-- Begin Provided data --

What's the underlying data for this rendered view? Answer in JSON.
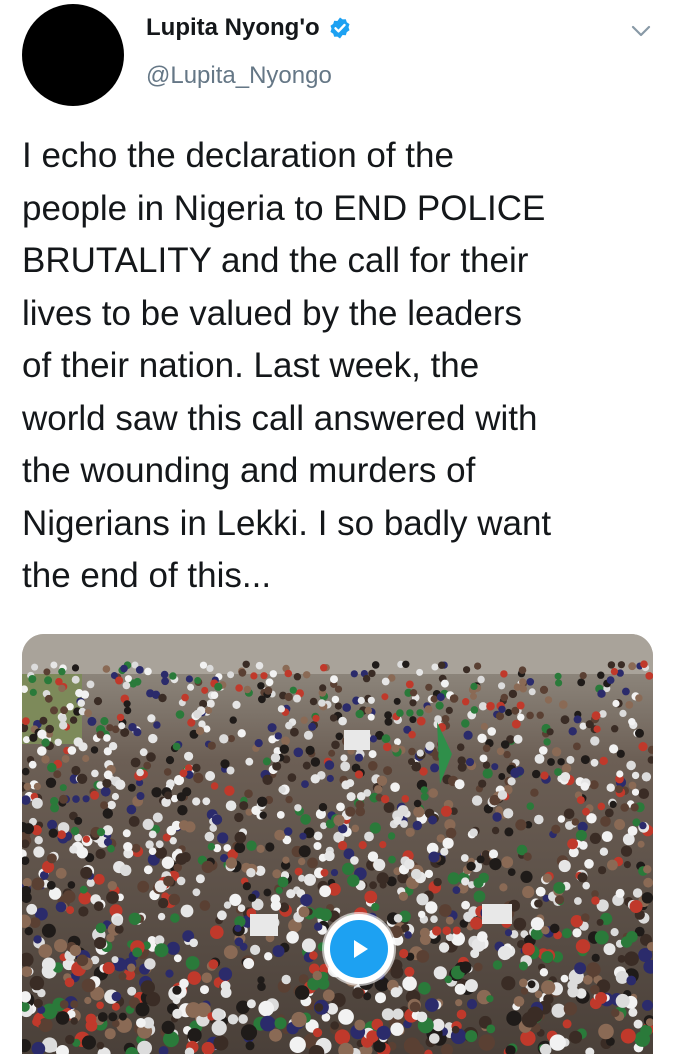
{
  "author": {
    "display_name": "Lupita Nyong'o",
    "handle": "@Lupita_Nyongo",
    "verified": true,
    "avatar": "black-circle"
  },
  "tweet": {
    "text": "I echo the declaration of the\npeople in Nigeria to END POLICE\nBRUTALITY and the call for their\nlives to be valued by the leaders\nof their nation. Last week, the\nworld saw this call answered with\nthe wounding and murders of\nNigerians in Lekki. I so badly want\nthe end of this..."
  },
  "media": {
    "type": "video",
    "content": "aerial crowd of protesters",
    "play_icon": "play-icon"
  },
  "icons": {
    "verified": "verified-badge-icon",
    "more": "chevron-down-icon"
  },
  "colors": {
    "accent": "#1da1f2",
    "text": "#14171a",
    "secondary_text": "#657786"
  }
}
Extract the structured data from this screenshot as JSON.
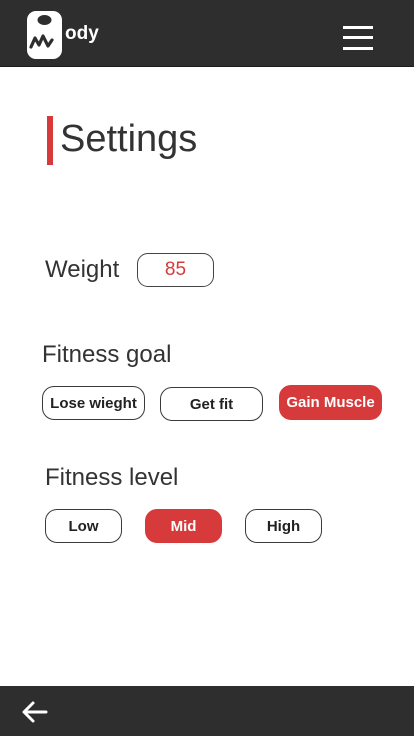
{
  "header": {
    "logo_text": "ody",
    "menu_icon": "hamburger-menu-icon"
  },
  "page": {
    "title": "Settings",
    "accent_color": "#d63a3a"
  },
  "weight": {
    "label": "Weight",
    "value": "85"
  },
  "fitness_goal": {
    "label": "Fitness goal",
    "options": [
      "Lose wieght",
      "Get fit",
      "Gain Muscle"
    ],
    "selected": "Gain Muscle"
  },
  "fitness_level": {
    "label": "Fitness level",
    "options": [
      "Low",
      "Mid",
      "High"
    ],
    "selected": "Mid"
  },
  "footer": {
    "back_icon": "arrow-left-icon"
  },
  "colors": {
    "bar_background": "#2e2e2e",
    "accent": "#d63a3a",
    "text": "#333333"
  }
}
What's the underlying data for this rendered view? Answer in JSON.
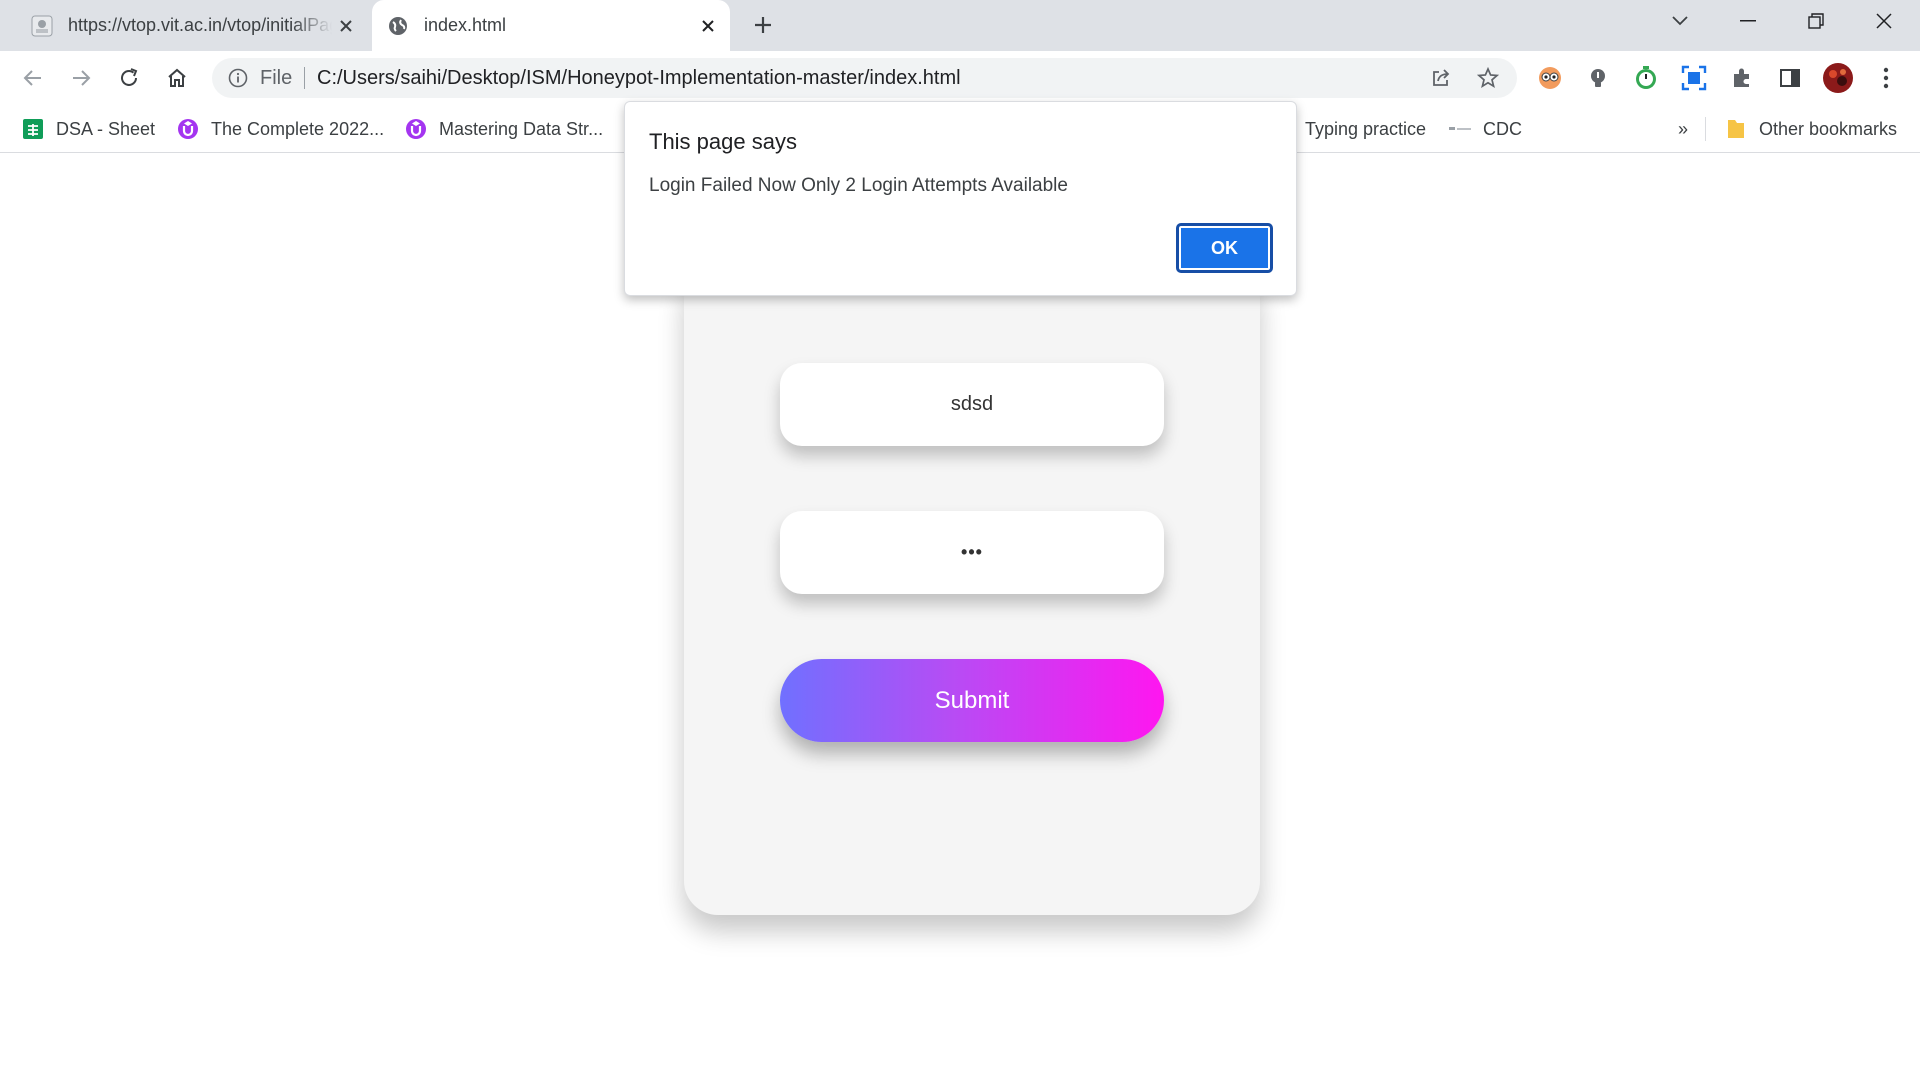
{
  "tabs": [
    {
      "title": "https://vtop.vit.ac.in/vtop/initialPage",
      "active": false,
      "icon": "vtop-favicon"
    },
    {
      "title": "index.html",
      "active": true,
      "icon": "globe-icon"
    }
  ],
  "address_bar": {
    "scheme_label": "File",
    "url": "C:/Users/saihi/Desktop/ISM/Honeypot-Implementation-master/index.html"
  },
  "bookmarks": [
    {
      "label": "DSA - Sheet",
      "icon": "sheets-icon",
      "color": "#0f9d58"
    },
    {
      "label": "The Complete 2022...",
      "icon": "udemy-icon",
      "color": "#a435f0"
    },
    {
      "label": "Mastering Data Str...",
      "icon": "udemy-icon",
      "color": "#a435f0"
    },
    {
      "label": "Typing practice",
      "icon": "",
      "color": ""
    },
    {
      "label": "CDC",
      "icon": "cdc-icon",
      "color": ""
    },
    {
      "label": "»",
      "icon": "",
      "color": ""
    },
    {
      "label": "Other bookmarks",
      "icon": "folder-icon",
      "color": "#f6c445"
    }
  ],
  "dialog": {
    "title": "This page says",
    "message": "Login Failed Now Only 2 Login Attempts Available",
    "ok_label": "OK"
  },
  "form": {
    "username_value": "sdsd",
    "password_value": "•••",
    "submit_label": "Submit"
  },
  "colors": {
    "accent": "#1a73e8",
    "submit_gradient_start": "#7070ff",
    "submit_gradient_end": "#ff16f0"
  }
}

-- End Provided data --

**Set exercise**
Above are the records; reproduce them exactly and leave out the pictures.

**Written response**
What's the underlying data for this rendered view? Answer in JSON.
{
  "author": {
    "display_name": "Lupita Nyong'o",
    "handle": "@Lupita_Nyongo",
    "verified": true,
    "avatar": "black-circle"
  },
  "tweet": {
    "text": "I echo the declaration of the\npeople in Nigeria to END POLICE\nBRUTALITY and the call for their\nlives to be valued by the leaders\nof their nation. Last week, the\nworld saw this call answered with\nthe wounding and murders of\nNigerians in Lekki. I so badly want\nthe end of this..."
  },
  "media": {
    "type": "video",
    "content": "aerial crowd of protesters",
    "play_icon": "play-icon"
  },
  "icons": {
    "verified": "verified-badge-icon",
    "more": "chevron-down-icon"
  },
  "colors": {
    "accent": "#1da1f2",
    "text": "#14171a",
    "secondary_text": "#657786"
  }
}
Extract the structured data from this screenshot as JSON.
{
  "header": {
    "logo_text": "ody",
    "menu_icon": "hamburger-menu-icon"
  },
  "page": {
    "title": "Settings",
    "accent_color": "#d63a3a"
  },
  "weight": {
    "label": "Weight",
    "value": "85"
  },
  "fitness_goal": {
    "label": "Fitness goal",
    "options": [
      "Lose wieght",
      "Get fit",
      "Gain Muscle"
    ],
    "selected": "Gain Muscle"
  },
  "fitness_level": {
    "label": "Fitness level",
    "options": [
      "Low",
      "Mid",
      "High"
    ],
    "selected": "Mid"
  },
  "footer": {
    "back_icon": "arrow-left-icon"
  },
  "colors": {
    "bar_background": "#2e2e2e",
    "accent": "#d63a3a",
    "text": "#333333"
  }
}
What's the underlying data for this rendered view? Answer in JSON.
{
  "tabs": [
    {
      "title": "https://vtop.vit.ac.in/vtop/initialPage",
      "active": false,
      "icon": "vtop-favicon"
    },
    {
      "title": "index.html",
      "active": true,
      "icon": "globe-icon"
    }
  ],
  "address_bar": {
    "scheme_label": "File",
    "url": "C:/Users/saihi/Desktop/ISM/Honeypot-Implementation-master/index.html"
  },
  "bookmarks": [
    {
      "label": "DSA - Sheet",
      "icon": "sheets-icon",
      "color": "#0f9d58"
    },
    {
      "label": "The Complete 2022...",
      "icon": "udemy-icon",
      "color": "#a435f0"
    },
    {
      "label": "Mastering Data Str...",
      "icon": "udemy-icon",
      "color": "#a435f0"
    },
    {
      "label": "Typing practice",
      "icon": "",
      "color": ""
    },
    {
      "label": "CDC",
      "icon": "cdc-icon",
      "color": ""
    },
    {
      "label": "»",
      "icon": "",
      "color": ""
    },
    {
      "label": "Other bookmarks",
      "icon": "folder-icon",
      "color": "#f6c445"
    }
  ],
  "dialog": {
    "title": "This page says",
    "message": "Login Failed Now Only 2 Login Attempts Available",
    "ok_label": "OK"
  },
  "form": {
    "username_value": "sdsd",
    "password_value": "•••",
    "submit_label": "Submit"
  },
  "colors": {
    "accent": "#1a73e8",
    "submit_gradient_start": "#7070ff",
    "submit_gradient_end": "#ff16f0"
  }
}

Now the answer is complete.